-- 読む文章 --
疏水通船復活へ本格的に検討
◇大津
約六十年前まで琵琶湖疏水を行き交った通船を復活させようと、大津市と京都市は、実現の可能性を探るプロジェクトチームを発足させ、本格的な検討を始めた。この試みは、昭和六十二年、故・山田豊三郎元大津市長が京都の観光客を市内に呼び込もうと、疏水を管理する同市へ提案したが、「安全確保が難しい」と断られた経緯がある。今回は、疏水の産業遺産登録や山科の観光振興を目指す京都市と、観光にテコ入れを図りたい大津市の思いが一致した。【高山周治】
大津・京都市がプロジェクトチーム
トンネルの安全対策など課題多く
検討されているコースは、大津市内にある疏水事務所大津分所から、京都市内の蹴上船溜まりまでの約七・八キロ。
見どころは、疏水沿いの桜や紅葉などの四季の景観のほか、伊藤博文ら明治の元勲が筆をとった、トンネル出入口に掲げられた扁額、そしてネオ・ルネサンス様式の旧九条山浄水場ポンプ室(蹴上船溜まり付近)など。
昨年十二月には越直美大津市長と門川大作京都市長が、約七十分かけて試乗。両市長は「琵琶湖疏水が京都の近代化に果たした役割は非常に大きく、歴史ミュージアムとしての価値がある。船が復活すれば、産業遺産登録への動きも加速される」(門川京都市長)、「明治時代の人々が活用した運河を観光活用でぜひ復活させたい」と、強い意気込みと期待を語った。

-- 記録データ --

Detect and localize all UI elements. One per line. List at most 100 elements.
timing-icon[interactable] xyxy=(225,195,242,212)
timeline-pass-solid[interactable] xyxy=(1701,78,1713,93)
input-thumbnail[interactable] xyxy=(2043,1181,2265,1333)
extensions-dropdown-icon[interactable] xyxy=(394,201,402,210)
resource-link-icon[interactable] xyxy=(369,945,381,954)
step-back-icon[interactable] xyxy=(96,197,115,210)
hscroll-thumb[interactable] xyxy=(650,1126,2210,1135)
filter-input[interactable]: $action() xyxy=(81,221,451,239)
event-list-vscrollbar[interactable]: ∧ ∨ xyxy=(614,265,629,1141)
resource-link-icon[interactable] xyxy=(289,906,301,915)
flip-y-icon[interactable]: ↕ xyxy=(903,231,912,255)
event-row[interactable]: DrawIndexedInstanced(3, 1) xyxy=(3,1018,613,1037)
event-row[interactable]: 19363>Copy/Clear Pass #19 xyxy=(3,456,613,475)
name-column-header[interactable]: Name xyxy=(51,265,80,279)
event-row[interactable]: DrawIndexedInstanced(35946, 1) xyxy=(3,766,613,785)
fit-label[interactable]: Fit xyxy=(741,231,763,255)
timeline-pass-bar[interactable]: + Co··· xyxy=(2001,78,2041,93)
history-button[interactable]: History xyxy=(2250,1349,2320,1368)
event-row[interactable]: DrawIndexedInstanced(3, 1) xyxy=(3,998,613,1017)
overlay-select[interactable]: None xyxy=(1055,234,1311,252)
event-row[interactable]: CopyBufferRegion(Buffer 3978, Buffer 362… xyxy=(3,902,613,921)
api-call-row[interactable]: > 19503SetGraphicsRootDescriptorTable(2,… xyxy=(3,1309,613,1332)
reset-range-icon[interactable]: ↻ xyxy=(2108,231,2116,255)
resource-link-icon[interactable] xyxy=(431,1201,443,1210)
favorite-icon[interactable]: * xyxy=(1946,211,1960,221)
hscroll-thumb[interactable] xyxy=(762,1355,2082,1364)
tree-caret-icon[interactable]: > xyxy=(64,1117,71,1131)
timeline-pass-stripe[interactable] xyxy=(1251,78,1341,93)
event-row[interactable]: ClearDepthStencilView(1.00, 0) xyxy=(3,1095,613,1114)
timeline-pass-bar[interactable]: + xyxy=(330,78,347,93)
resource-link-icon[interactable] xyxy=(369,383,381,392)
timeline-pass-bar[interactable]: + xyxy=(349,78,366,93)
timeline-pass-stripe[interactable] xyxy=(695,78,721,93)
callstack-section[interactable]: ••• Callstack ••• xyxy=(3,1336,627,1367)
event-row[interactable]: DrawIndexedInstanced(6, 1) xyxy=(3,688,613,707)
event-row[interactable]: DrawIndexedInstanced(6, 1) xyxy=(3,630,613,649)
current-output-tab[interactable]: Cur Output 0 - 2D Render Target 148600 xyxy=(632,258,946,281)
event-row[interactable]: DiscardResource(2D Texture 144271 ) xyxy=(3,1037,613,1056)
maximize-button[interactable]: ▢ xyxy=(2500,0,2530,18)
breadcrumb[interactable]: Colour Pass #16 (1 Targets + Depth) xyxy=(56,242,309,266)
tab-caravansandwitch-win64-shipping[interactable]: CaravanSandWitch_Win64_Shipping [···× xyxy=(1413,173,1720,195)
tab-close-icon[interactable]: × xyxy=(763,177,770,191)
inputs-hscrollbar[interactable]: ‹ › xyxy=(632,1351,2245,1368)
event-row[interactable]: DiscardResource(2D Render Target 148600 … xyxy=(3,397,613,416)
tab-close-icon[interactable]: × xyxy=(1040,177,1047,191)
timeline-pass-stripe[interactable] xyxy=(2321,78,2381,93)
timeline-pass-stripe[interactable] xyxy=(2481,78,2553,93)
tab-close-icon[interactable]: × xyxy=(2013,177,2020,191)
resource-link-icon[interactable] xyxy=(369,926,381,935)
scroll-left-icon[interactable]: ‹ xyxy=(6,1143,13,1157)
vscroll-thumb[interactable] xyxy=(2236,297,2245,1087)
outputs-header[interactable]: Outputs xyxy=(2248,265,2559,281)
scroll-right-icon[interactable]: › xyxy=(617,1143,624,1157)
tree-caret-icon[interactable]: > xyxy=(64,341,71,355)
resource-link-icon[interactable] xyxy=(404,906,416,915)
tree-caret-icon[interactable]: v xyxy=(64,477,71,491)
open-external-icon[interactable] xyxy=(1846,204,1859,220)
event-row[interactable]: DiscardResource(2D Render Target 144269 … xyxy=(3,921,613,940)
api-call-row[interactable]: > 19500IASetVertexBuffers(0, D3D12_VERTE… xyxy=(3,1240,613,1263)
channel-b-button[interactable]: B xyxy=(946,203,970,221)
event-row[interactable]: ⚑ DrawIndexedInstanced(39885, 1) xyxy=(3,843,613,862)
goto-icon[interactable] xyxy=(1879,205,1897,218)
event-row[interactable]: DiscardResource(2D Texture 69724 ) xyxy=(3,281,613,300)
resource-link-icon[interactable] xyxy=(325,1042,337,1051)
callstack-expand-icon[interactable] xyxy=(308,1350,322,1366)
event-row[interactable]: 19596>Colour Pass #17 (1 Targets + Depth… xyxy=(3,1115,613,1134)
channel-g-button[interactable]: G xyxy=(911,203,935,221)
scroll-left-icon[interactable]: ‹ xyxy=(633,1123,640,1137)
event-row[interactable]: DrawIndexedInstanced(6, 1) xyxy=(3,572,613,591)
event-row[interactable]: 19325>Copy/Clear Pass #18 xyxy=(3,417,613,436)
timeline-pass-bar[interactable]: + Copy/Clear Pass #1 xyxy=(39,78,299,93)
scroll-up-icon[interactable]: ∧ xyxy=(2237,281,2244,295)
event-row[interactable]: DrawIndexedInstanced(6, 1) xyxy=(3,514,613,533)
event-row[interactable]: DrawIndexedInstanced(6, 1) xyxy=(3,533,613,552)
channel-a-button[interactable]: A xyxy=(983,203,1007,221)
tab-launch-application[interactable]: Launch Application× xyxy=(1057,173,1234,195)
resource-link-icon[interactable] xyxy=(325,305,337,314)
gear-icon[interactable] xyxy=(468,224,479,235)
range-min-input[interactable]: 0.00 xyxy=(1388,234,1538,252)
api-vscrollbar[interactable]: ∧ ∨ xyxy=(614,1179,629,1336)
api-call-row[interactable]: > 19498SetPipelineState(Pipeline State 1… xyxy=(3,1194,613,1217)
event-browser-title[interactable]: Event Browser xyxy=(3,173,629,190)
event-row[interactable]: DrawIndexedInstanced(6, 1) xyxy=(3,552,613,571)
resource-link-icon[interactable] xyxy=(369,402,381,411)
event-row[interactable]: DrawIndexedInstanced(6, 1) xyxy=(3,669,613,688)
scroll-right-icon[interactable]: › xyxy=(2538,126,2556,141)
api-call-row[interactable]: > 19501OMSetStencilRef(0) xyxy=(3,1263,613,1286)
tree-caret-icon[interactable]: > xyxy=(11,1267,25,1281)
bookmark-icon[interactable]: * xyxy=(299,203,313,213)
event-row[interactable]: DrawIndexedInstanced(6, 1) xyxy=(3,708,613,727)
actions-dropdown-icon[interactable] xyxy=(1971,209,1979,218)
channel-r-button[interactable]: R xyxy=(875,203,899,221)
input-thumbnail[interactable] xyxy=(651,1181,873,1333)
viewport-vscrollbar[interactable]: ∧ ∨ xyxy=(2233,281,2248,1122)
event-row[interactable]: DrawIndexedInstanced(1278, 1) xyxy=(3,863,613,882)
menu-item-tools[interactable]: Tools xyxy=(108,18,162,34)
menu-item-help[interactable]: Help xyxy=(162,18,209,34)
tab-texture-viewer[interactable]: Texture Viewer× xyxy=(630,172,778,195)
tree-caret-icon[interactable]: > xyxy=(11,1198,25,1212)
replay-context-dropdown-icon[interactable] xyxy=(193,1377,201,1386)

-- 取り組む課題 --
**1)** 琵琶湖疏水の通船の記事によると、検討されているコースの距離は約何キロですか。
**2)** 琵琶湖疏水の通船の記事を、最後の文の後から書き進めてください。
この資料は琵琶湖疏水の通船の記事とは関係がありません。

-- 課題ごとの解答 --
**1)** 約七・八キロです。

**2)**
しかし、実現に向けては、安全対策など検討すべき課題は多い。懸念されるのは、行程の半分(計三・九キロ)を占める四つのトンネル区間だ。
各トンネルは、完成あるいは補修から四十年ほど経過しているため、構造上の調査と補修・補強、そしてトンネル内の照明、換気、避難経路の保安設備の整備が不可欠と指摘されている。これを受けて一~三月に調査を行い、どの程度の補修が必要か見込みを立てる。
なお、大津、京都両市のプロジェクトチームは、十五日の第一回会合で課題を共有化したのを皮切りに、三月末までに二回開いて中間報告をまとめ、来年度中に一定の方向を示したいとしている。